**Task statement**
Report every line below that holds the word "Height".

--- Start of Records shown ---

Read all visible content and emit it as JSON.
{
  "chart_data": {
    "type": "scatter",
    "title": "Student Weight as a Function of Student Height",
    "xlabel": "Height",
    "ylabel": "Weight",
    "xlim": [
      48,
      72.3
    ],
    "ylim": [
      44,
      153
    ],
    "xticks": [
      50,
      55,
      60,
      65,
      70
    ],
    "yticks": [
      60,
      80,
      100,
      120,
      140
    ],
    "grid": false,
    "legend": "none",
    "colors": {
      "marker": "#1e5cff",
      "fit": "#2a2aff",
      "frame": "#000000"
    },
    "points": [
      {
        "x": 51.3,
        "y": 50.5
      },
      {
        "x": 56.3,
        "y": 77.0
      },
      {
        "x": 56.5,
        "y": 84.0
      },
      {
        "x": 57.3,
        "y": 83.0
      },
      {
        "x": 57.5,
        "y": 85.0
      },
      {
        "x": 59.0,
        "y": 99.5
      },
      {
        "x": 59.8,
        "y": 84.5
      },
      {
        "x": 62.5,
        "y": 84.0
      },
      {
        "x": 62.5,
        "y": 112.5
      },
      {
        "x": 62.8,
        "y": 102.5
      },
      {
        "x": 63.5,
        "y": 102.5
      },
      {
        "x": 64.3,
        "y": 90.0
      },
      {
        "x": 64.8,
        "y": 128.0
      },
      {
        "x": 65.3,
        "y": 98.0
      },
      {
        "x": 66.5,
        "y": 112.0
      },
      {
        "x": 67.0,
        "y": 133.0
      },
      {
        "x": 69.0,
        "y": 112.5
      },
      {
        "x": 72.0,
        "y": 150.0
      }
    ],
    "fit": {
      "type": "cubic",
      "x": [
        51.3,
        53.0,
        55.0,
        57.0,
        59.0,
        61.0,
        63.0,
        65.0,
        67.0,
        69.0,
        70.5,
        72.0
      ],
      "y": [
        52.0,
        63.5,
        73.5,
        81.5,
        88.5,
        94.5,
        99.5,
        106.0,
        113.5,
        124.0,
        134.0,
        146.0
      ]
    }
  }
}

--- End of Records shown ---
--- Start of Records shown ---

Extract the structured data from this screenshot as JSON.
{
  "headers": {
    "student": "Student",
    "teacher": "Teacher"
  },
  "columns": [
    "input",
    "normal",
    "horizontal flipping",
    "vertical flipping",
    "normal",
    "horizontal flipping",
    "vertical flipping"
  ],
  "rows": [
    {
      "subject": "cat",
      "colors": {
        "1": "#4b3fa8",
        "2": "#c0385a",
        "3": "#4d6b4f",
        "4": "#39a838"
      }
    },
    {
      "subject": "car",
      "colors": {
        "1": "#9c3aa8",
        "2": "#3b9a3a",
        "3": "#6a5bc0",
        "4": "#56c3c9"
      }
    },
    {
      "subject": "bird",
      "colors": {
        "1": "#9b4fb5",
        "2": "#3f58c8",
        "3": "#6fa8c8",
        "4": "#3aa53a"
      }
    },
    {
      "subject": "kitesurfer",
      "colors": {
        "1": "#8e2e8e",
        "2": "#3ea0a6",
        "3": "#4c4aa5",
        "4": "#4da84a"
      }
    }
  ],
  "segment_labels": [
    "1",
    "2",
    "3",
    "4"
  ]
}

--- End of Records shown ---
--- Start of Records shown ---

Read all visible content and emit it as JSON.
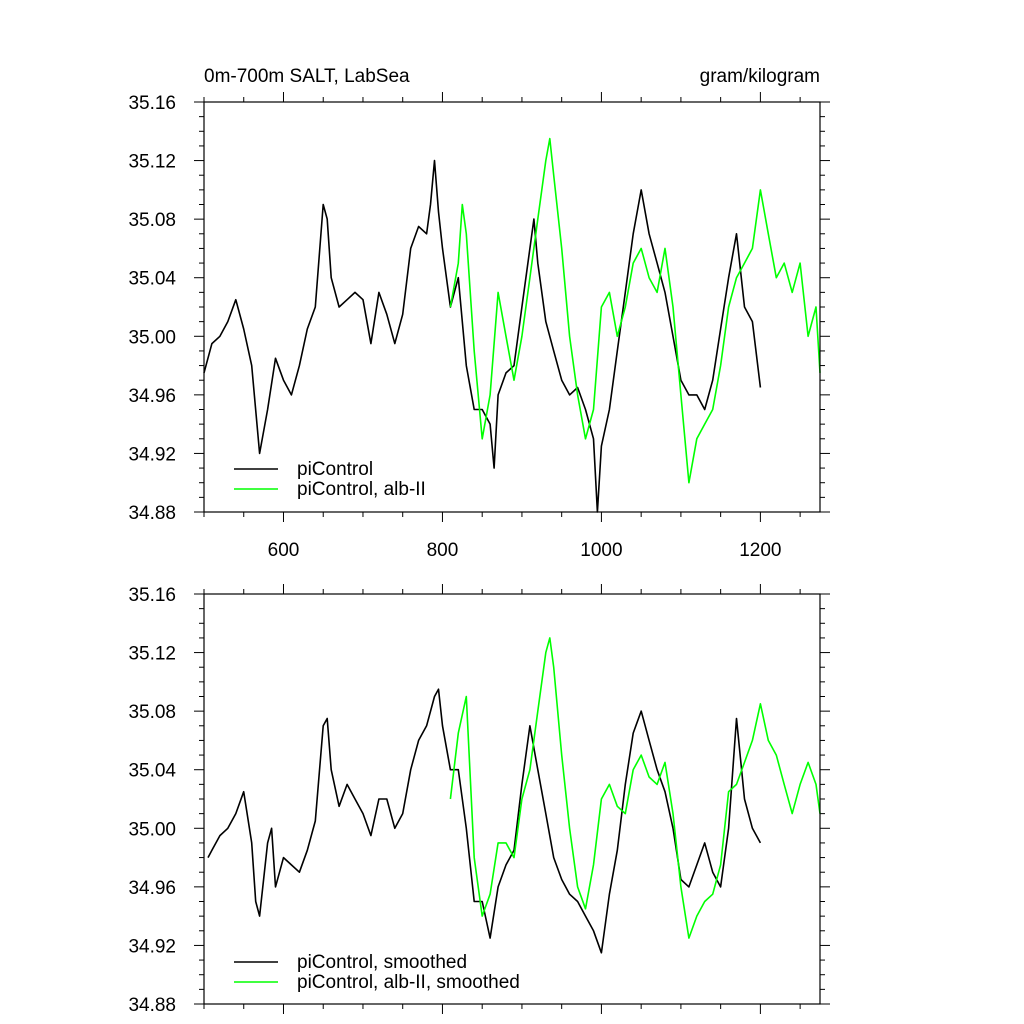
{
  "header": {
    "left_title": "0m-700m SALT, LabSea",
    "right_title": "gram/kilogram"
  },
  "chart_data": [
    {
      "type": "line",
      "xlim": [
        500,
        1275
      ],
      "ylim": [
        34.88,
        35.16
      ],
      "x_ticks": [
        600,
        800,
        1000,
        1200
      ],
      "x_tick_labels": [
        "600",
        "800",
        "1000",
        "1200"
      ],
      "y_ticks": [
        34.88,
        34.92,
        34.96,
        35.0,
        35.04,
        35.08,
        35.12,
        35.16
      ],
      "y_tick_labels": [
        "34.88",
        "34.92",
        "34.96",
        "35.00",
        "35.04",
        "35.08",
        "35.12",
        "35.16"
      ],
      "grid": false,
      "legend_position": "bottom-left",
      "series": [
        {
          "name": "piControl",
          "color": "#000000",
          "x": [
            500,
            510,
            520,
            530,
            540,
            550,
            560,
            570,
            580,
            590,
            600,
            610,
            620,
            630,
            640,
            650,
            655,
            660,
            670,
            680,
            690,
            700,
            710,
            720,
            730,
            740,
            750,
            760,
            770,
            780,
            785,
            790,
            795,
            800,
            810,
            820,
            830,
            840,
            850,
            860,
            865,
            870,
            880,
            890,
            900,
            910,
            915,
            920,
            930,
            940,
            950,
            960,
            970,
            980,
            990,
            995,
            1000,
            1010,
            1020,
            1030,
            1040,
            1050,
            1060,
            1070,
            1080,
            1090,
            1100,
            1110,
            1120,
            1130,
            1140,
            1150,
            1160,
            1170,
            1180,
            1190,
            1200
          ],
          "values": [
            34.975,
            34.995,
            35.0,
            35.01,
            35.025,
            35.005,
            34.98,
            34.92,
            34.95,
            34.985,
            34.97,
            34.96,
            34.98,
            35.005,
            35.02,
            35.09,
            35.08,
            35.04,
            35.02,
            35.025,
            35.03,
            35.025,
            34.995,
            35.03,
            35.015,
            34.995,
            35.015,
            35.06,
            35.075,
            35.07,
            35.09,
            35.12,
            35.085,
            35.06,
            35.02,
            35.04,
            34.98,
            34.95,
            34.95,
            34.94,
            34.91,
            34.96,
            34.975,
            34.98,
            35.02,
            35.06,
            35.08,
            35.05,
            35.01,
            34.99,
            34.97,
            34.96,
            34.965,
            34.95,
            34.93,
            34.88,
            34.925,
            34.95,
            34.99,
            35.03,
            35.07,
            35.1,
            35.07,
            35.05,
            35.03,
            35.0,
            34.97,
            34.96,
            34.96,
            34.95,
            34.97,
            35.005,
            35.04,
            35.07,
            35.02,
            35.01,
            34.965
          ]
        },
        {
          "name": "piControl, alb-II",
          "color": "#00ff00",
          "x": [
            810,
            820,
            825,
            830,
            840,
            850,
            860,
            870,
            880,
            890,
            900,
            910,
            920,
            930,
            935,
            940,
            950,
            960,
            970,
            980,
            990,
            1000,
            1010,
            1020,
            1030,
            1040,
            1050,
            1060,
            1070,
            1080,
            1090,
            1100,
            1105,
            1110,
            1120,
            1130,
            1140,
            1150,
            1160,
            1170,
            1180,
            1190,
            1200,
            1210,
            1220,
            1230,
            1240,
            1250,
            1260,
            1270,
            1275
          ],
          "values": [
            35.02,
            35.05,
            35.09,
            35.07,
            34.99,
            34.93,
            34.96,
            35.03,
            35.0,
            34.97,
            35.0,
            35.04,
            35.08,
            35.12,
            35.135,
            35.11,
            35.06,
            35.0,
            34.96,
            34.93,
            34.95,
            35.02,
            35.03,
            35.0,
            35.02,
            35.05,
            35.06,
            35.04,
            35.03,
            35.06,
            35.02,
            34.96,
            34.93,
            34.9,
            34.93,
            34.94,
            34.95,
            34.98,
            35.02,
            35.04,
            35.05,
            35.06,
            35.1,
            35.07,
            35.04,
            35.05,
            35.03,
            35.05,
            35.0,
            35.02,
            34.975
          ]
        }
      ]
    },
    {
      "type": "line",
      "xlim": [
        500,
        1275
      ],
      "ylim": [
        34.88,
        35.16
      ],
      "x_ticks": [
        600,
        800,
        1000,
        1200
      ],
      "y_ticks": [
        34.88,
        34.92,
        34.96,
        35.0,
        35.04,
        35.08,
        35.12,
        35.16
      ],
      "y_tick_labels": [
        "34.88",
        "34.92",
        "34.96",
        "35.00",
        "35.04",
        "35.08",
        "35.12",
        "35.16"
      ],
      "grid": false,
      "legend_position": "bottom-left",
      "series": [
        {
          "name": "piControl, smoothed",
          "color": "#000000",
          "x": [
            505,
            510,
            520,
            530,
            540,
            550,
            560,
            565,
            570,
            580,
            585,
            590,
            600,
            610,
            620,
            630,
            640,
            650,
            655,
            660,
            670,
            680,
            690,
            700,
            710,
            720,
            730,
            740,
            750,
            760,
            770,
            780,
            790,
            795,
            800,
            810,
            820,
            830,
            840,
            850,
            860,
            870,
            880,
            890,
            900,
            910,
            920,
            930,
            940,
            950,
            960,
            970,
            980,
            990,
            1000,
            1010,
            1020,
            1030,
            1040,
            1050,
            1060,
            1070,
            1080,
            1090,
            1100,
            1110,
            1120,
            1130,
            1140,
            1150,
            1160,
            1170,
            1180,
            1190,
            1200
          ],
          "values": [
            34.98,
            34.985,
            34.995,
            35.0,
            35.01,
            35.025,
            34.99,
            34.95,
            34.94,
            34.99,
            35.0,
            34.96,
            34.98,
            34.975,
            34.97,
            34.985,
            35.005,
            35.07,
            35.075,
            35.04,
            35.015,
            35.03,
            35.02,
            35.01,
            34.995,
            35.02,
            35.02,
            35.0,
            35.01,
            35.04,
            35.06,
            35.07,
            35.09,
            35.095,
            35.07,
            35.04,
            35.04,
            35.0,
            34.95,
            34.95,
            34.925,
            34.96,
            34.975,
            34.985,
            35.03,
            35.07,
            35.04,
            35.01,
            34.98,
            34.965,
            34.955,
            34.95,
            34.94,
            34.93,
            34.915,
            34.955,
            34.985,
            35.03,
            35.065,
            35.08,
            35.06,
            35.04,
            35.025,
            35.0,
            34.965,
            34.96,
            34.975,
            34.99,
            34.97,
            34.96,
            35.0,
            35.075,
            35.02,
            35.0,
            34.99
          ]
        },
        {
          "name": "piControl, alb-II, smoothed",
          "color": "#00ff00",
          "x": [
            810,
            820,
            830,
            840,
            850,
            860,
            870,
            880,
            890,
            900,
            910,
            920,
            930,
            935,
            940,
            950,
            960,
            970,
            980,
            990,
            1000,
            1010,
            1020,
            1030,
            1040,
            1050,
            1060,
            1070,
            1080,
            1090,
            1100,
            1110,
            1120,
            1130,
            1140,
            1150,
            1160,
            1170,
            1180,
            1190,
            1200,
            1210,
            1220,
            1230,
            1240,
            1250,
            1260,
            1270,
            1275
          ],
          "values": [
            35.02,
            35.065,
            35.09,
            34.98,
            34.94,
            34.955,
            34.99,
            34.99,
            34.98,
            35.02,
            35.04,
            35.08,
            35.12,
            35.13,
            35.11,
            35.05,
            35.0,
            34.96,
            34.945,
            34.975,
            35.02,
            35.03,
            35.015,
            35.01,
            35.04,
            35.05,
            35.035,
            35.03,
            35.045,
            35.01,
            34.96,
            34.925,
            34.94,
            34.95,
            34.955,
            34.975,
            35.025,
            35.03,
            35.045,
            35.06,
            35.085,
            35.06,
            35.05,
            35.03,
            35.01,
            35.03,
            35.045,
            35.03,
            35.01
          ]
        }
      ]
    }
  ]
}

--- End of Records shown ---

**Exercise answer**
    "title": "Student Weight as a Function of Student Height",
    "xlabel": "Height",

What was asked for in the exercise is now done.